- AIM
Repeat the whole listing exactly as written.

- PROVIDED RECORDS

• • • • • • •

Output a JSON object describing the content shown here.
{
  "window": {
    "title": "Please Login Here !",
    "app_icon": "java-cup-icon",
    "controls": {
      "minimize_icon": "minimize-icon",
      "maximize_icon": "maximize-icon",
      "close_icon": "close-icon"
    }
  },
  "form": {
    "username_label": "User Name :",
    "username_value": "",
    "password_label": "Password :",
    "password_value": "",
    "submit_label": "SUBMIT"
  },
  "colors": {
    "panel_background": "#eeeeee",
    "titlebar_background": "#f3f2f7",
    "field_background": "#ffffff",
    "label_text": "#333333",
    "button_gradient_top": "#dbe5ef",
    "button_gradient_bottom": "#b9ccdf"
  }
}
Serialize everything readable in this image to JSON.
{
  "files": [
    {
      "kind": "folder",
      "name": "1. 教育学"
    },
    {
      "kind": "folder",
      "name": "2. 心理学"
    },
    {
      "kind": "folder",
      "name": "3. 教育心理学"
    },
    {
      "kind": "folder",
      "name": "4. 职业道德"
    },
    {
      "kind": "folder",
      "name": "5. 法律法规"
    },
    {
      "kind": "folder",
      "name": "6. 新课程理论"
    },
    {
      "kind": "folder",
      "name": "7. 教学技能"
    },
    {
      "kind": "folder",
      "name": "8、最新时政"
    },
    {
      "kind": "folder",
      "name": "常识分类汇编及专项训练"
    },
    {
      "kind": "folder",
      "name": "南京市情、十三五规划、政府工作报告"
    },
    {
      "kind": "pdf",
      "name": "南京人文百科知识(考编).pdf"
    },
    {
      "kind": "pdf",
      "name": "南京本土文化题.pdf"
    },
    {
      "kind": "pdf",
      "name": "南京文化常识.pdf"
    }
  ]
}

• • • • • • •

- RESULT
Output a JSON object describing the content shown here.
{
  "window": {
    "title": "Please Login Here !",
    "app_icon": "java-cup-icon",
    "controls": {
      "minimize_icon": "minimize-icon",
      "maximize_icon": "maximize-icon",
      "close_icon": "close-icon"
    }
  },
  "form": {
    "username_label": "User Name :",
    "username_value": "",
    "password_label": "Password :",
    "password_value": "",
    "submit_label": "SUBMIT"
  },
  "colors": {
    "panel_background": "#eeeeee",
    "titlebar_background": "#f3f2f7",
    "field_background": "#ffffff",
    "label_text": "#333333",
    "button_gradient_top": "#dbe5ef",
    "button_gradient_bottom": "#b9ccdf"
  }
}
Serialize everything readable in this image to JSON.
{
  "files": [
    {
      "kind": "folder",
      "name": "1. 教育学"
    },
    {
      "kind": "folder",
      "name": "2. 心理学"
    },
    {
      "kind": "folder",
      "name": "3. 教育心理学"
    },
    {
      "kind": "folder",
      "name": "4. 职业道德"
    },
    {
      "kind": "folder",
      "name": "5. 法律法规"
    },
    {
      "kind": "folder",
      "name": "6. 新课程理论"
    },
    {
      "kind": "folder",
      "name": "7. 教学技能"
    },
    {
      "kind": "folder",
      "name": "8、最新时政"
    },
    {
      "kind": "folder",
      "name": "常识分类汇编及专项训练"
    },
    {
      "kind": "folder",
      "name": "南京市情、十三五规划、政府工作报告"
    },
    {
      "kind": "pdf",
      "name": "南京人文百科知识(考编).pdf"
    },
    {
      "kind": "pdf",
      "name": "南京本土文化题.pdf"
    },
    {
      "kind": "pdf",
      "name": "南京文化常识.pdf"
    }
  ]
}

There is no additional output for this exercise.